Directions for this task
Check every line below for the word "gerücht" and copy each one that has it.

(Recorded data)

◇ ◇ ◇

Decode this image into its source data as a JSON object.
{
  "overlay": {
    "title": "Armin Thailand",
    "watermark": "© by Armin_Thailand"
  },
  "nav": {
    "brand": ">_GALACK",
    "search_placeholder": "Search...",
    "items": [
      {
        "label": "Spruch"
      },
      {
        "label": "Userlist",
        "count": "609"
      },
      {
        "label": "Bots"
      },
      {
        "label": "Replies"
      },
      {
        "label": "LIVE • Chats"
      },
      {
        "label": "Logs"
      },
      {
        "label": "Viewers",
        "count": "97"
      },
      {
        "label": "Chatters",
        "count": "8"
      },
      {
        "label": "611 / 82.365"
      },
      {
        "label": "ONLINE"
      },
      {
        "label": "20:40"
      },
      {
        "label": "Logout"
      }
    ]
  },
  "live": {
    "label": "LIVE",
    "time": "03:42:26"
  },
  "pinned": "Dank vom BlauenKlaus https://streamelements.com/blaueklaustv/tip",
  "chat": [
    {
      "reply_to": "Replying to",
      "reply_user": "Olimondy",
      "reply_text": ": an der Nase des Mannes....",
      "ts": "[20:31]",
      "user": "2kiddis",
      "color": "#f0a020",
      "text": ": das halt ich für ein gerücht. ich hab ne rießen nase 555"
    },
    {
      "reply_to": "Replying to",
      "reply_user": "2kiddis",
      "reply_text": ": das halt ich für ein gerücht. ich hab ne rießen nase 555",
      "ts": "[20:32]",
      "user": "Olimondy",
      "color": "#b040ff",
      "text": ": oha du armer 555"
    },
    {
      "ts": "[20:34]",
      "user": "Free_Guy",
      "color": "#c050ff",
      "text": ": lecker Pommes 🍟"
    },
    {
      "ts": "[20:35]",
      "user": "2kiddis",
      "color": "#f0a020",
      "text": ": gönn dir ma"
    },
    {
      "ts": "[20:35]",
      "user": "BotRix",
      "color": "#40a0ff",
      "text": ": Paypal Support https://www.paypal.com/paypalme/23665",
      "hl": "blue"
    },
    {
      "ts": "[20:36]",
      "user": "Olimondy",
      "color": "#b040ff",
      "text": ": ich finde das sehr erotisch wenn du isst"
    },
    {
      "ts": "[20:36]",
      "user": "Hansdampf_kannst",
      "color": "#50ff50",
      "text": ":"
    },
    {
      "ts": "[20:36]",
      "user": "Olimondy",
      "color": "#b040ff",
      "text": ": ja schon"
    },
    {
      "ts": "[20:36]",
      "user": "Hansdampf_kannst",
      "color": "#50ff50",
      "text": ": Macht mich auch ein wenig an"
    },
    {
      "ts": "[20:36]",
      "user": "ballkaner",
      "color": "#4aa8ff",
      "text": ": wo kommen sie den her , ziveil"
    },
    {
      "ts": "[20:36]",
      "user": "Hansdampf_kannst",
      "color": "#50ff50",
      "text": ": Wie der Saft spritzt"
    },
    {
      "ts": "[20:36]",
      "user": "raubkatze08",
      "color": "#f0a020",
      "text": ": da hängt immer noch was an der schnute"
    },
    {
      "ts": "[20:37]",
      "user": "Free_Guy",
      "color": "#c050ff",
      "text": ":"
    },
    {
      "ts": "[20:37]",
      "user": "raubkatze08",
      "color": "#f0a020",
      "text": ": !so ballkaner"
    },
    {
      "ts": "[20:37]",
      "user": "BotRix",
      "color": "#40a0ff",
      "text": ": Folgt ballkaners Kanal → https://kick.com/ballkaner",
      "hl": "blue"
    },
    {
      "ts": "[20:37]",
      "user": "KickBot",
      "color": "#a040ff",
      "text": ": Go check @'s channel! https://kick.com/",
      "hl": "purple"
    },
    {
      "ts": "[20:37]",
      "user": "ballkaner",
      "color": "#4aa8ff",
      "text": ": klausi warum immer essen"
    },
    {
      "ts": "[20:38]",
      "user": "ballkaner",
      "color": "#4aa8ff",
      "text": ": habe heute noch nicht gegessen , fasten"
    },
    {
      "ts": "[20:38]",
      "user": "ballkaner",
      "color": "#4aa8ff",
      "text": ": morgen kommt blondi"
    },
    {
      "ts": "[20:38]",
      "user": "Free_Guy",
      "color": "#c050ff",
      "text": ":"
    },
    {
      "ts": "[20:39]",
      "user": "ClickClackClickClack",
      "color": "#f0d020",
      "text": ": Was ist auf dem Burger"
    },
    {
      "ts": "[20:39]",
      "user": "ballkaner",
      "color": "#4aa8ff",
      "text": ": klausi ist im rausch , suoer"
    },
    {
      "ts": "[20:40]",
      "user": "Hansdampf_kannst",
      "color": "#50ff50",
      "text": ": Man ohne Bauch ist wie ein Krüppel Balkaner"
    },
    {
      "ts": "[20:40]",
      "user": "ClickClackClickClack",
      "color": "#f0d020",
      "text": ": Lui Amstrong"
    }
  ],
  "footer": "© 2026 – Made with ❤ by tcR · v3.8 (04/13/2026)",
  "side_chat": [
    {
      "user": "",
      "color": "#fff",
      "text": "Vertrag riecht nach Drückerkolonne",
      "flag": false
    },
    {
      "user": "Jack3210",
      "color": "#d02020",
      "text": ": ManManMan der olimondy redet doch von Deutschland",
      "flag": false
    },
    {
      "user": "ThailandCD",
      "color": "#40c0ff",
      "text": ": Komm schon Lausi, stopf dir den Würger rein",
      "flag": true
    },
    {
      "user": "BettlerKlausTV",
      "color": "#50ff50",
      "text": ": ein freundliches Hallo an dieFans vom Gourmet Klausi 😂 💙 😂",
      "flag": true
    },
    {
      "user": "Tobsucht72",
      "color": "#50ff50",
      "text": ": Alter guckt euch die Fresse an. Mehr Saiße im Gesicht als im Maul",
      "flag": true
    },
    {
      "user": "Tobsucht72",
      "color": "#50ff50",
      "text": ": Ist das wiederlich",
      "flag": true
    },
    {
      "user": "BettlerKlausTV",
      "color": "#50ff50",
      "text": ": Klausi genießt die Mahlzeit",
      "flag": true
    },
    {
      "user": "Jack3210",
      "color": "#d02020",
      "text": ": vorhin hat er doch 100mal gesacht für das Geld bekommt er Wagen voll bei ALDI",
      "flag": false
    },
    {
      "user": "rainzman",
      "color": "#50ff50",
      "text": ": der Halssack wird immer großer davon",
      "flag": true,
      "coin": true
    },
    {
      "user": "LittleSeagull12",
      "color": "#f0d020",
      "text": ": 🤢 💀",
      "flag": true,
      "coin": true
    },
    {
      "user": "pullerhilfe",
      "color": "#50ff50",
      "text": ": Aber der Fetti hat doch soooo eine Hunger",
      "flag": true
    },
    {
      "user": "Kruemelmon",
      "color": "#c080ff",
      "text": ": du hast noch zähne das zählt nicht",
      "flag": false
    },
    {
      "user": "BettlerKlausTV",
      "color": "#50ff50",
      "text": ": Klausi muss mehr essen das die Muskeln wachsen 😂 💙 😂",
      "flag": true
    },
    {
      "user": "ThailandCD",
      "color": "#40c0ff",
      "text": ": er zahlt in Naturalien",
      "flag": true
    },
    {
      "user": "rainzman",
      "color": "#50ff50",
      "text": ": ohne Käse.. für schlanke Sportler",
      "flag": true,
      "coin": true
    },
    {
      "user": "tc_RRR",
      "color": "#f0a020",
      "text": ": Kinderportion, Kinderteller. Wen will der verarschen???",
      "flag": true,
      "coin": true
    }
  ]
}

◇ ◇ ◇

Answer to this exercise
      "text": ": das halt ich für ein gerücht. ich hab ne rießen nase 555"
      "reply_text": ": das halt ich für ein gerücht. ich hab ne rießen nase 555",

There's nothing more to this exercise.